**Prompt**
Return, character for character, every line of the material from its very start down through the line containing "harga-field[interactable]: 0: [120, 151, 223, 173]", and nothing beyond it.

[Listings of elements and their boxes]
** BEGIN **

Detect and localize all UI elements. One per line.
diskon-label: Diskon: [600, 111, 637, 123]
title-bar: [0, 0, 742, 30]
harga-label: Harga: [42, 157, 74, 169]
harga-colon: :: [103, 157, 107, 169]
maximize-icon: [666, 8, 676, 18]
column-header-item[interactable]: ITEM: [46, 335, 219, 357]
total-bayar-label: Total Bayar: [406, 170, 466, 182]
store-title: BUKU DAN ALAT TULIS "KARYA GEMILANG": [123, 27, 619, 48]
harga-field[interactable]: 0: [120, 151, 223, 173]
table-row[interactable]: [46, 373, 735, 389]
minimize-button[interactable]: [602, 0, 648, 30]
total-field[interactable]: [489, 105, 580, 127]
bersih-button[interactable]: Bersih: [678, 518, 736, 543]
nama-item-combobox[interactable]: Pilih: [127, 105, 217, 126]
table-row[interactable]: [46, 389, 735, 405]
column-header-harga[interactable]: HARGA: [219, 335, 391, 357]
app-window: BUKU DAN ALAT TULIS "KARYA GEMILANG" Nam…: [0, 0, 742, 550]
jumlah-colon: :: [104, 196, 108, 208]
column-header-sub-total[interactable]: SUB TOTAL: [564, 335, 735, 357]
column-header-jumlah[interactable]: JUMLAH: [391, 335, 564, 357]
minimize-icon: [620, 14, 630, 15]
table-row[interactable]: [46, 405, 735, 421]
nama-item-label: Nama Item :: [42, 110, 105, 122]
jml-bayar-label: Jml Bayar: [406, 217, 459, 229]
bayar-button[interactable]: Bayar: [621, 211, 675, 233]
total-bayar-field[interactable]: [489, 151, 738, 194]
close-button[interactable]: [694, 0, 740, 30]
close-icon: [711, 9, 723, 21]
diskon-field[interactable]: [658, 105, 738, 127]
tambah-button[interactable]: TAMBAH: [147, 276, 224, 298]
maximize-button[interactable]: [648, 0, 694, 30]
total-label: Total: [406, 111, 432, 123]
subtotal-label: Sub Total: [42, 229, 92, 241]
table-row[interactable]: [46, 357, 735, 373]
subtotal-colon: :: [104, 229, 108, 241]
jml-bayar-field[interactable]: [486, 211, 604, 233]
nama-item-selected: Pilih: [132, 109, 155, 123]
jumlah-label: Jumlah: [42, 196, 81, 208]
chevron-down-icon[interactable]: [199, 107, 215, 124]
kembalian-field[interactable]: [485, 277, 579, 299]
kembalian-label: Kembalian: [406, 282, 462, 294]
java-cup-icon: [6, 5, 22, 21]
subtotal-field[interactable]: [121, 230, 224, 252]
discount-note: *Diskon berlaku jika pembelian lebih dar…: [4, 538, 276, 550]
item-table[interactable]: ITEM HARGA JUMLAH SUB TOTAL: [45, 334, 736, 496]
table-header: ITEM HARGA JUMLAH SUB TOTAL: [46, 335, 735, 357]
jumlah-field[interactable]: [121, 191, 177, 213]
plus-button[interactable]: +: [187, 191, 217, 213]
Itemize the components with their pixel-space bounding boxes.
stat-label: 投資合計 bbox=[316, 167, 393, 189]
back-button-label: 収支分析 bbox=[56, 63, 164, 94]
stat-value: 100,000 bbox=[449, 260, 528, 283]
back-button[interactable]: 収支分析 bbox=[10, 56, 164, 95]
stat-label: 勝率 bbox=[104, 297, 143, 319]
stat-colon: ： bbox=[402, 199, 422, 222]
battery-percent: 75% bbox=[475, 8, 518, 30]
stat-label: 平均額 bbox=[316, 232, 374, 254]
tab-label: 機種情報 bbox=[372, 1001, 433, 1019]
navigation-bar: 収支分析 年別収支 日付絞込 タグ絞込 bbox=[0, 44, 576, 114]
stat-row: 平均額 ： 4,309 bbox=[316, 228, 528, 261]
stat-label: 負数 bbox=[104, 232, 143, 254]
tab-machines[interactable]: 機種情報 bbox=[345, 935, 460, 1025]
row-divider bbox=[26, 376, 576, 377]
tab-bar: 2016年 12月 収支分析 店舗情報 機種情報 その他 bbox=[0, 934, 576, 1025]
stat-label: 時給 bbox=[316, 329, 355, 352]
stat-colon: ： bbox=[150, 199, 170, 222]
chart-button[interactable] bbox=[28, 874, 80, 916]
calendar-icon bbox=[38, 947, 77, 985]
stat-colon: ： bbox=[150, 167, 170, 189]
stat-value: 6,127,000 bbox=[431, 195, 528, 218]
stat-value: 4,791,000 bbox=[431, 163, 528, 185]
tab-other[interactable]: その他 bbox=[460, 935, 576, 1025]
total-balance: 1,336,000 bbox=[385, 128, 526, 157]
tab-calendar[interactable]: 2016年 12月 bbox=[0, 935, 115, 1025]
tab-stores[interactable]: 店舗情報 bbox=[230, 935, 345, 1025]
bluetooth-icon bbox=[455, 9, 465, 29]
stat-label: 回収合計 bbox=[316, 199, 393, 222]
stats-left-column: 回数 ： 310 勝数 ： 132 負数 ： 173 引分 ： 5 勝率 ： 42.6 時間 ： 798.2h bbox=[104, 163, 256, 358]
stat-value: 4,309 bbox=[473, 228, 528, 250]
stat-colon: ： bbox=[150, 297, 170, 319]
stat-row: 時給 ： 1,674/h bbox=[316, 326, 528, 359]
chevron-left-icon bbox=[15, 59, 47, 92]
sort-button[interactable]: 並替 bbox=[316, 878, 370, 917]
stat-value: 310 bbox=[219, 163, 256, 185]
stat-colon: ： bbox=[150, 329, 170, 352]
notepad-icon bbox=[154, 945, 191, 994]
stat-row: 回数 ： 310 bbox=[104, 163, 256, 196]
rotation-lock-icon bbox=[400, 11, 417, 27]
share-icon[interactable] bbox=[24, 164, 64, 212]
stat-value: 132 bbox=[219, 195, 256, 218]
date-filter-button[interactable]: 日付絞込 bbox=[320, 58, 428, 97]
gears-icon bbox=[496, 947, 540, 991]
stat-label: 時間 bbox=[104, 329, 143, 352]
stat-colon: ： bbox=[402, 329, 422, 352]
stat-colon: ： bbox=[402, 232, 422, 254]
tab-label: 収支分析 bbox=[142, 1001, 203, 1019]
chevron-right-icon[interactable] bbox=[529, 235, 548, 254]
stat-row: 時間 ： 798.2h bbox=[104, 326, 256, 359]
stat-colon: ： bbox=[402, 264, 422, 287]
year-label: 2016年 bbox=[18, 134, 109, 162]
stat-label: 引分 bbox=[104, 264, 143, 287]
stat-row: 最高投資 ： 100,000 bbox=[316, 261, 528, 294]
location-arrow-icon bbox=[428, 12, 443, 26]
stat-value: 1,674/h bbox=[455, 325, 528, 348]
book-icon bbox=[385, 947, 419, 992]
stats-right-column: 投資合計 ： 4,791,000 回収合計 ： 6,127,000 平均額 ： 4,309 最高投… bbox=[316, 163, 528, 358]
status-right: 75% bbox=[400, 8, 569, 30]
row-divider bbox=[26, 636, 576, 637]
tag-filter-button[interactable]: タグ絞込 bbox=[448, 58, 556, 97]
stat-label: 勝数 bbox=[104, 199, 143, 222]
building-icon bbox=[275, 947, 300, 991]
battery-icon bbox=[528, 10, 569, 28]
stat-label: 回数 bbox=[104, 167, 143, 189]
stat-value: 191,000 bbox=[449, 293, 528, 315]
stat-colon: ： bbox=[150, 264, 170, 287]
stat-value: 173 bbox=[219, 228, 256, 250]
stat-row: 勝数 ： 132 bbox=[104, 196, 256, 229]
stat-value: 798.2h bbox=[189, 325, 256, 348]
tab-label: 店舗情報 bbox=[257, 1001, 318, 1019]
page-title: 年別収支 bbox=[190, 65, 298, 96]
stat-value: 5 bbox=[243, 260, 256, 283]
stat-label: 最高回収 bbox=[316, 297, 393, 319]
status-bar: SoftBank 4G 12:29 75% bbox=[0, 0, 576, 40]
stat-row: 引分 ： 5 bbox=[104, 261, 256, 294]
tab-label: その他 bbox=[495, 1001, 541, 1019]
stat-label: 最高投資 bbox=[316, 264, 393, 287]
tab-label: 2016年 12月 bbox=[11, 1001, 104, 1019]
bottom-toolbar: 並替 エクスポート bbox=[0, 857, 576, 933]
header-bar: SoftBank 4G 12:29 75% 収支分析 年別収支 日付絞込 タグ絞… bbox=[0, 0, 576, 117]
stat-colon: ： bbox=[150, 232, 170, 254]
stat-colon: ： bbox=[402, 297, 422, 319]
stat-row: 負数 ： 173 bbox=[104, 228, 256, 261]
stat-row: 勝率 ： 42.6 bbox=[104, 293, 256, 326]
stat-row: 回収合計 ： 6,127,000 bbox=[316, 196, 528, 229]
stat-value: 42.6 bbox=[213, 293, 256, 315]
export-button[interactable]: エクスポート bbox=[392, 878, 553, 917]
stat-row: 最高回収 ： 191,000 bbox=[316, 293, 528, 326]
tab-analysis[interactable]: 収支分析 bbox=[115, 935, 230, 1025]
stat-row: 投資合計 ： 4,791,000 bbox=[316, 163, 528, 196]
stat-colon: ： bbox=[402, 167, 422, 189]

** END **

**Answer in full**
Detect and localize all UI elements. One per line.
diskon-label: Diskon: [600, 111, 637, 123]
title-bar: [0, 0, 742, 30]
harga-label: Harga: [42, 157, 74, 169]
harga-colon: :: [103, 157, 107, 169]
maximize-icon: [666, 8, 676, 18]
column-header-item[interactable]: ITEM: [46, 335, 219, 357]
total-bayar-label: Total Bayar: [406, 170, 466, 182]
store-title: BUKU DAN ALAT TULIS "KARYA GEMILANG": [123, 27, 619, 48]
harga-field[interactable]: 0: [120, 151, 223, 173]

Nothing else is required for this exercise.